■ YOUR INSTRUCTIONS:
Determine which lines of the records include the word "during", and copy them.

■ RECORD SET:
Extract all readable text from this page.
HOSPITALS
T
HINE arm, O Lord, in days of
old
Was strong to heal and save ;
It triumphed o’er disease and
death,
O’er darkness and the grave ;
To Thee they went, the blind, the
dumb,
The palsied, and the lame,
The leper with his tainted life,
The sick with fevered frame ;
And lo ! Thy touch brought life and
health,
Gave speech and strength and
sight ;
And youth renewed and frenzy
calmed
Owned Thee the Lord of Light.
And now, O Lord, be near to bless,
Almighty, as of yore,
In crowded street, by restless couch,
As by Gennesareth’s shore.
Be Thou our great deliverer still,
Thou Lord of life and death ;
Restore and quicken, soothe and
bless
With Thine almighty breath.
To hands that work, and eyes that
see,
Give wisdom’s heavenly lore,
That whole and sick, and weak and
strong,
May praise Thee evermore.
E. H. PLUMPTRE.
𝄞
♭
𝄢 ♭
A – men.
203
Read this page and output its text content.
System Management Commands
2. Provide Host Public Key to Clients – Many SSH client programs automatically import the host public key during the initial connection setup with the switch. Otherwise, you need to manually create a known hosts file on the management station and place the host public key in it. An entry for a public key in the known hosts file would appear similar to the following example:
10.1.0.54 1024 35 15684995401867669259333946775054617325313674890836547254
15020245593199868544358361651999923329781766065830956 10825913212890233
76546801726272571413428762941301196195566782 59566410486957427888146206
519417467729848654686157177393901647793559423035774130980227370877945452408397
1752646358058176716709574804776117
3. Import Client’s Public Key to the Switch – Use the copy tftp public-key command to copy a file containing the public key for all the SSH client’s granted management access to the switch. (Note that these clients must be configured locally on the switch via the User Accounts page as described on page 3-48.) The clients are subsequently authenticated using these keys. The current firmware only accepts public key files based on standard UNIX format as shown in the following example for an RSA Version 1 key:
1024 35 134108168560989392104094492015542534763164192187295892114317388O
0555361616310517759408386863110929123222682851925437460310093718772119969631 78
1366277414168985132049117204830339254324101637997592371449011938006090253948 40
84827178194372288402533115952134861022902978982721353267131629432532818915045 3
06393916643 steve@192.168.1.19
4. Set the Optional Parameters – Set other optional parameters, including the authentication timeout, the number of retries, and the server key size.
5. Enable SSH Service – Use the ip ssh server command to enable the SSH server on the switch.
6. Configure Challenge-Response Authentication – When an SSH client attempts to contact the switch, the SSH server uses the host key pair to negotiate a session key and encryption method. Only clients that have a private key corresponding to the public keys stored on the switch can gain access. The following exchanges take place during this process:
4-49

■ EXERCISE OUTPUT:
2. Provide Host Public Key to Clients – Many SSH client programs automatically import the host public key during the initial connection setup with the switch. Otherwise, you need to manually create a known hosts file on the management station and place the host public key in it. An entry for a public key in the known hosts file would appear similar to the following example:
6. Configure Challenge-Response Authentication – When an SSH client attempts to contact the switch, the SSH server uses the host key pair to negotiate a session key and encryption method. Only clients that have a private key corresponding to the public keys stored on the switch can gain access. The following exchanges take place during this process:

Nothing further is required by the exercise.